## Goal
Write the entries below out again exactly; any picture in them stays out.

>> start Provided entries

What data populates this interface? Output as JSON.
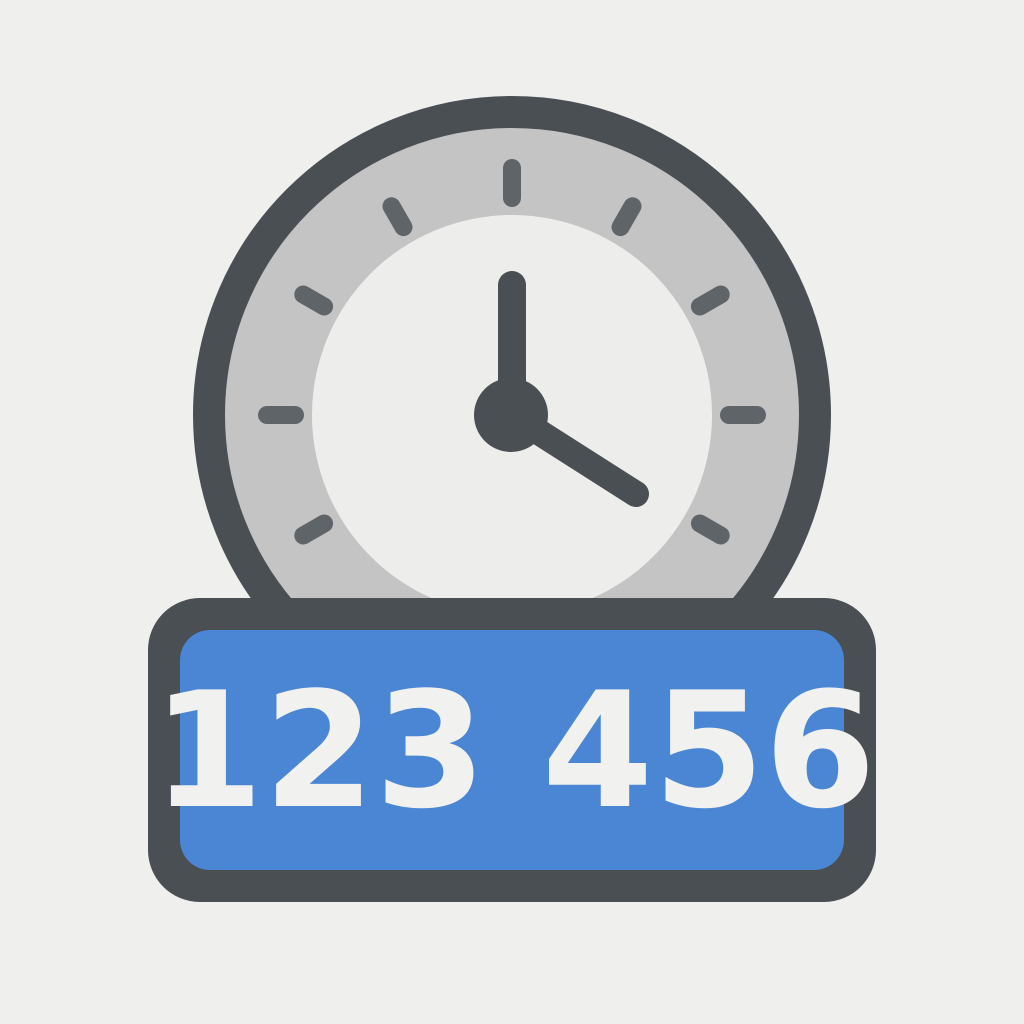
{
  "code": "123 456"
}
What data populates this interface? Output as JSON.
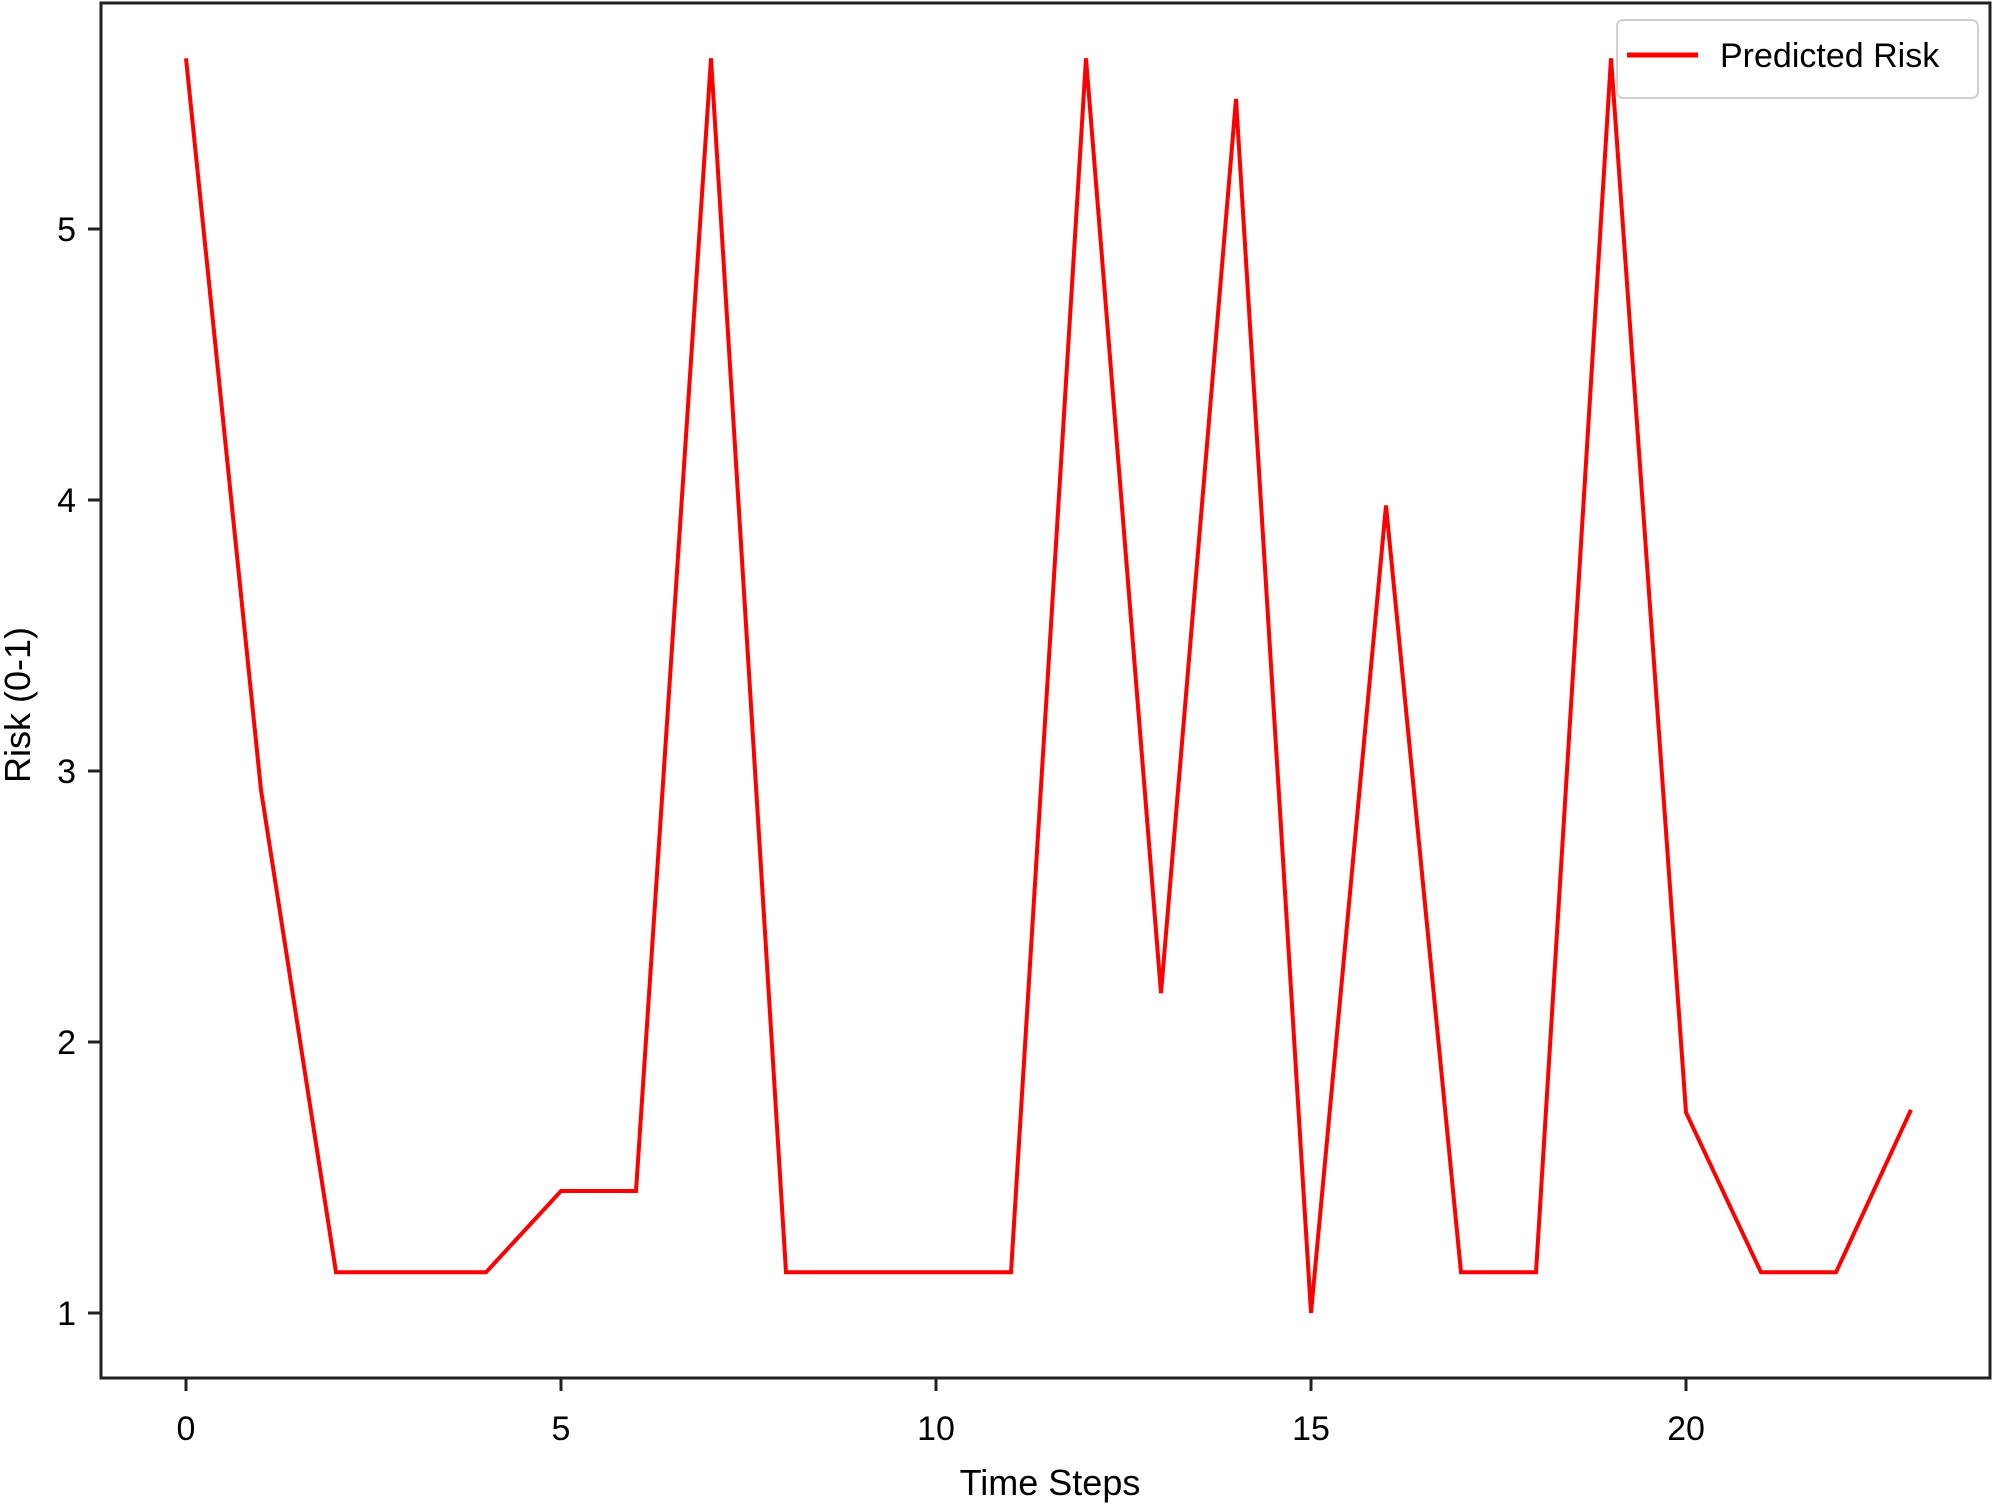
{
  "chart_data": {
    "type": "line",
    "title": "",
    "xlabel": "Time Steps",
    "ylabel": "Risk (0-1)",
    "x": [
      0,
      1,
      2,
      3,
      4,
      5,
      6,
      7,
      8,
      9,
      10,
      11,
      12,
      13,
      14,
      15,
      16,
      17,
      18,
      19,
      20,
      21,
      22,
      23
    ],
    "series": [
      {
        "name": "Predicted Risk",
        "color": "#ff0000",
        "values": [
          5.63,
          2.93,
          1.15,
          1.15,
          1.15,
          1.45,
          1.45,
          5.63,
          1.15,
          1.15,
          1.15,
          1.15,
          5.63,
          2.18,
          5.48,
          1.0,
          3.98,
          1.15,
          1.15,
          5.63,
          1.74,
          1.15,
          1.15,
          1.75
        ]
      }
    ],
    "xticks": [
      0,
      5,
      10,
      15,
      20
    ],
    "yticks": [
      1,
      2,
      3,
      4,
      5
    ],
    "xlim": [
      -1.15,
      24.15
    ],
    "ylim": [
      0.76,
      5.84
    ],
    "grid": false,
    "legend_position": "upper right"
  },
  "labels": {
    "xlabel": "Time Steps",
    "ylabel": "Risk (0-1)",
    "legend": "Predicted Risk",
    "xtick_0": "0",
    "xtick_1": "5",
    "xtick_2": "10",
    "xtick_3": "15",
    "xtick_4": "20",
    "ytick_0": "1",
    "ytick_1": "2",
    "ytick_2": "3",
    "ytick_3": "4",
    "ytick_4": "5"
  }
}
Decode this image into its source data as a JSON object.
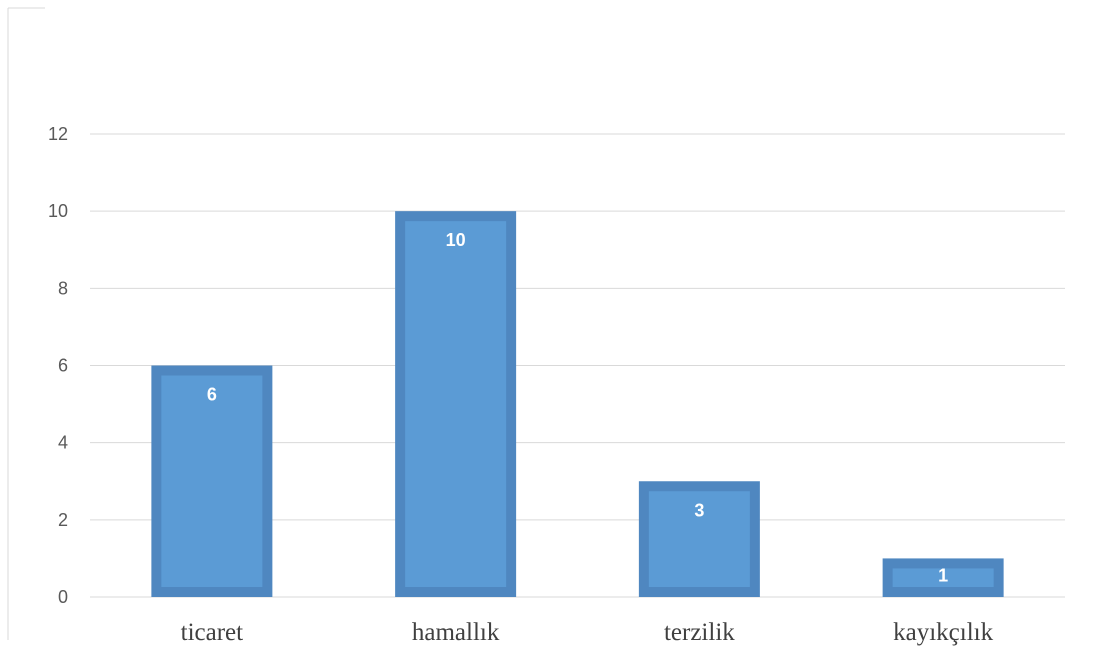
{
  "chart_data": {
    "type": "bar",
    "title": "",
    "xlabel": "",
    "ylabel": "",
    "categories": [
      "ticaret",
      "hamallık",
      "terzilik",
      "kayıkçılık"
    ],
    "values": [
      6,
      10,
      3,
      1
    ],
    "data_labels": [
      "6",
      "10",
      "3",
      "1"
    ],
    "ylim": [
      0,
      12
    ],
    "yticks": [
      "0",
      "2",
      "4",
      "6",
      "8",
      "10",
      "12"
    ],
    "grid": true,
    "legend": "none",
    "colors": {
      "bar_fill": "#5b9bd5",
      "bar_border": "#4f87c0",
      "gridline": "#d9d9d9",
      "frame": "#d9d9d9"
    }
  }
}
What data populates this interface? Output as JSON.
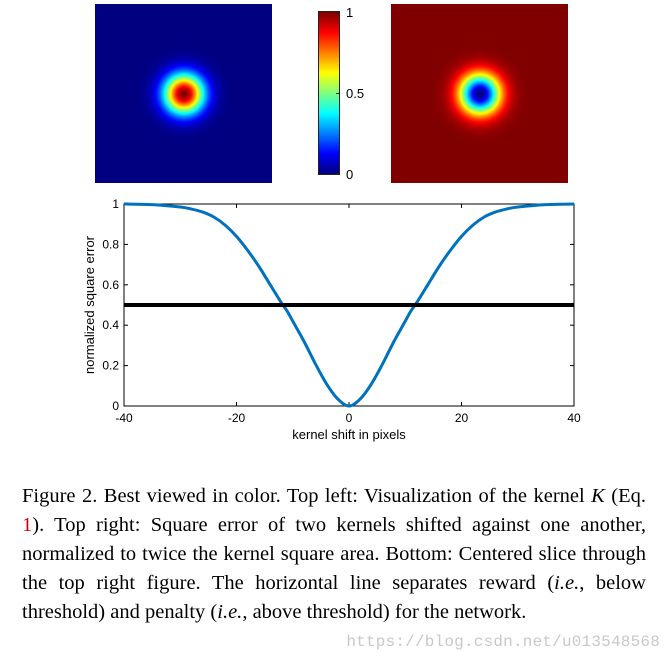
{
  "heatmaps": [
    {
      "name": "kernel-visualization",
      "center_value": 1,
      "edge_value": 0,
      "colormap": "jet"
    },
    {
      "name": "square-error-map",
      "center_value": 0,
      "edge_value": 1,
      "colormap": "jet"
    }
  ],
  "colorbar": {
    "colormap": "jet",
    "ticks": [
      {
        "value": 1,
        "label": "1"
      },
      {
        "value": 0.5,
        "label": "0.5"
      },
      {
        "value": 0,
        "label": "0"
      }
    ]
  },
  "chart_data": {
    "type": "line",
    "xlabel": "kernel shift in pixels",
    "ylabel": "normalized square error",
    "xlim": [
      -40,
      40
    ],
    "ylim": [
      0,
      1
    ],
    "xticks": [
      {
        "value": -40,
        "label": "-40"
      },
      {
        "value": -20,
        "label": "-20"
      },
      {
        "value": 0,
        "label": "0"
      },
      {
        "value": 20,
        "label": "20"
      },
      {
        "value": 40,
        "label": "40"
      }
    ],
    "yticks": [
      {
        "value": 0,
        "label": "0"
      },
      {
        "value": 0.2,
        "label": "0.2"
      },
      {
        "value": 0.4,
        "label": "0.4"
      },
      {
        "value": 0.6,
        "label": "0.6"
      },
      {
        "value": 0.8,
        "label": "0.8"
      },
      {
        "value": 1,
        "label": "1"
      }
    ],
    "series": [
      {
        "name": "normalized square error",
        "color": "#0072BD",
        "x": [
          -40,
          -35,
          -30,
          -28,
          -26,
          -24,
          -22,
          -20,
          -18,
          -16,
          -14,
          -12,
          -11,
          -10,
          -8,
          -6,
          -4,
          -2,
          0,
          2,
          4,
          6,
          8,
          10,
          11,
          12,
          14,
          16,
          18,
          20,
          22,
          24,
          26,
          28,
          30,
          35,
          40
        ],
        "y": [
          1.0,
          0.997,
          0.985,
          0.975,
          0.96,
          0.935,
          0.895,
          0.84,
          0.77,
          0.69,
          0.6,
          0.51,
          0.47,
          0.42,
          0.32,
          0.21,
          0.11,
          0.035,
          0.0,
          0.035,
          0.11,
          0.21,
          0.32,
          0.42,
          0.47,
          0.51,
          0.6,
          0.69,
          0.77,
          0.84,
          0.895,
          0.935,
          0.96,
          0.975,
          0.985,
          0.997,
          1.0
        ]
      },
      {
        "name": "threshold",
        "color": "#000000",
        "x": [
          -40,
          40
        ],
        "y": [
          0.5,
          0.5
        ]
      }
    ]
  },
  "caption": {
    "part1": "Figure 2. Best viewed in color. Top left: Visualization of the kernel ",
    "symbol": "K",
    "part2": " (Eq. ",
    "eq_ref": "1",
    "part3": "). Top right: Square error of two kernels shifted against one another, normalized to twice the kernel square area. Bottom: Centered slice through the top right figure. The horizontal line separates reward (",
    "ie1": "i.e.",
    "part4": ", below threshold) and penalty (",
    "ie2": "i.e.",
    "part5": ", above threshold) for the network."
  },
  "watermark": "https://blog.csdn.net/u013548568"
}
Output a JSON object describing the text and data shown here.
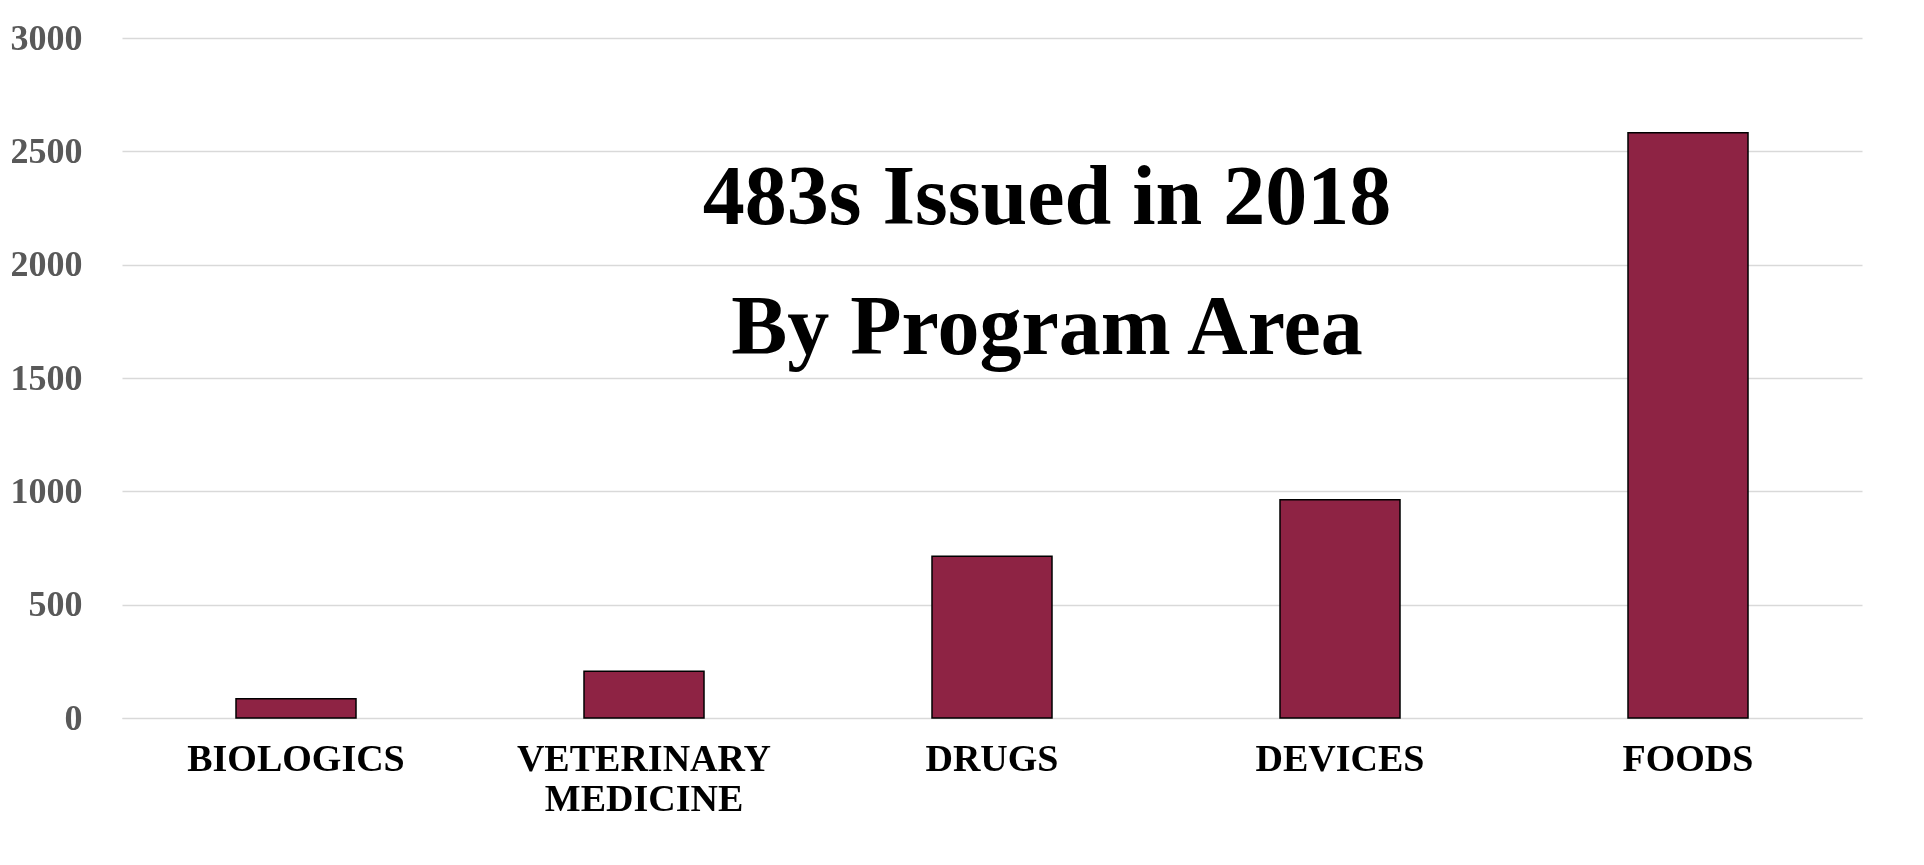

>> end Provided entries

## Answer to the problem
What data populates this interface? Output as JSON.
{
  "code": "123 456"
}
What data populates this interface? Output as JSON.
{
  "chart_data": {
    "type": "line",
    "title": "",
    "xlabel": "Time Steps",
    "ylabel": "Risk (0-1)",
    "x": [
      0,
      1,
      2,
      3,
      4,
      5,
      6,
      7,
      8,
      9,
      10,
      11,
      12,
      13,
      14,
      15,
      16,
      17,
      18,
      19,
      20,
      21,
      22,
      23
    ],
    "series": [
      {
        "name": "Predicted Risk",
        "color": "#ff0000",
        "values": [
          5.63,
          2.93,
          1.15,
          1.15,
          1.15,
          1.45,
          1.45,
          5.63,
          1.15,
          1.15,
          1.15,
          1.15,
          5.63,
          2.18,
          5.48,
          1.0,
          3.98,
          1.15,
          1.15,
          5.63,
          1.74,
          1.15,
          1.15,
          1.75
        ]
      }
    ],
    "xticks": [
      0,
      5,
      10,
      15,
      20
    ],
    "yticks": [
      1,
      2,
      3,
      4,
      5
    ],
    "xlim": [
      -1.15,
      24.15
    ],
    "ylim": [
      0.76,
      5.84
    ],
    "grid": false,
    "legend_position": "upper right"
  },
  "labels": {
    "xlabel": "Time Steps",
    "ylabel": "Risk (0-1)",
    "legend": "Predicted Risk",
    "xtick_0": "0",
    "xtick_1": "5",
    "xtick_2": "10",
    "xtick_3": "15",
    "xtick_4": "20",
    "ytick_0": "1",
    "ytick_1": "2",
    "ytick_2": "3",
    "ytick_3": "4",
    "ytick_4": "5"
  }
}
Decode this image into its source data as a JSON object.
{
  "chart_data": {
    "type": "bar",
    "title": "",
    "xlabel": "",
    "ylabel": "",
    "categories": [
      "ticaret",
      "hamallık",
      "terzilik",
      "kayıkçılık"
    ],
    "values": [
      6,
      10,
      3,
      1
    ],
    "data_labels": [
      "6",
      "10",
      "3",
      "1"
    ],
    "ylim": [
      0,
      12
    ],
    "yticks": [
      "0",
      "2",
      "4",
      "6",
      "8",
      "10",
      "12"
    ],
    "grid": true,
    "legend": "none",
    "colors": {
      "bar_fill": "#5b9bd5",
      "bar_border": "#4f87c0",
      "gridline": "#d9d9d9",
      "frame": "#d9d9d9"
    }
  }
}
What data populates this interface? Output as JSON.
{
  "heatmaps": [
    {
      "name": "kernel-visualization",
      "center_value": 1,
      "edge_value": 0,
      "colormap": "jet"
    },
    {
      "name": "square-error-map",
      "center_value": 0,
      "edge_value": 1,
      "colormap": "jet"
    }
  ],
  "colorbar": {
    "colormap": "jet",
    "ticks": [
      {
        "value": 1,
        "label": "1"
      },
      {
        "value": 0.5,
        "label": "0.5"
      },
      {
        "value": 0,
        "label": "0"
      }
    ]
  },
  "chart_data": {
    "type": "line",
    "xlabel": "kernel shift in pixels",
    "ylabel": "normalized square error",
    "xlim": [
      -40,
      40
    ],
    "ylim": [
      0,
      1
    ],
    "xticks": [
      {
        "value": -40,
        "label": "-40"
      },
      {
        "value": -20,
        "label": "-20"
      },
      {
        "value": 0,
        "label": "0"
      },
      {
        "value": 20,
        "label": "20"
      },
      {
        "value": 40,
        "label": "40"
      }
    ],
    "yticks": [
      {
        "value": 0,
        "label": "0"
      },
      {
        "value": 0.2,
        "label": "0.2"
      },
      {
        "value": 0.4,
        "label": "0.4"
      },
      {
        "value": 0.6,
        "label": "0.6"
      },
      {
        "value": 0.8,
        "label": "0.8"
      },
      {
        "value": 1,
        "label": "1"
      }
    ],
    "series": [
      {
        "name": "normalized square error",
        "color": "#0072BD",
        "x": [
          -40,
          -35,
          -30,
          -28,
          -26,
          -24,
          -22,
          -20,
          -18,
          -16,
          -14,
          -12,
          -11,
          -10,
          -8,
          -6,
          -4,
          -2,
          0,
          2,
          4,
          6,
          8,
          10,
          11,
          12,
          14,
          16,
          18,
          20,
          22,
          24,
          26,
          28,
          30,
          35,
          40
        ],
        "y": [
          1.0,
          0.997,
          0.985,
          0.975,
          0.96,
          0.935,
          0.895,
          0.84,
          0.77,
          0.69,
          0.6,
          0.51,
          0.47,
          0.42,
          0.32,
          0.21,
          0.11,
          0.035,
          0.0,
          0.035,
          0.11,
          0.21,
          0.32,
          0.42,
          0.47,
          0.51,
          0.6,
          0.69,
          0.77,
          0.84,
          0.895,
          0.935,
          0.96,
          0.975,
          0.985,
          0.997,
          1.0
        ]
      },
      {
        "name": "threshold",
        "color": "#000000",
        "x": [
          -40,
          40
        ],
        "y": [
          0.5,
          0.5
        ]
      }
    ]
  },
  "caption": {
    "part1": "Figure 2. Best viewed in color. Top left: Visualization of the kernel ",
    "symbol": "K",
    "part2": " (Eq. ",
    "eq_ref": "1",
    "part3": "). Top right: Square error of two kernels shifted against one another, normalized to twice the kernel square area. Bottom: Centered slice through the top right figure. The horizontal line separates reward (",
    "ie1": "i.e.",
    "part4": ", below threshold) and penalty (",
    "ie2": "i.e.",
    "part5": ", above threshold) for the network."
  },
  "watermark": "https://blog.csdn.net/u013548568"
}
Output a JSON object describing the text and data shown here.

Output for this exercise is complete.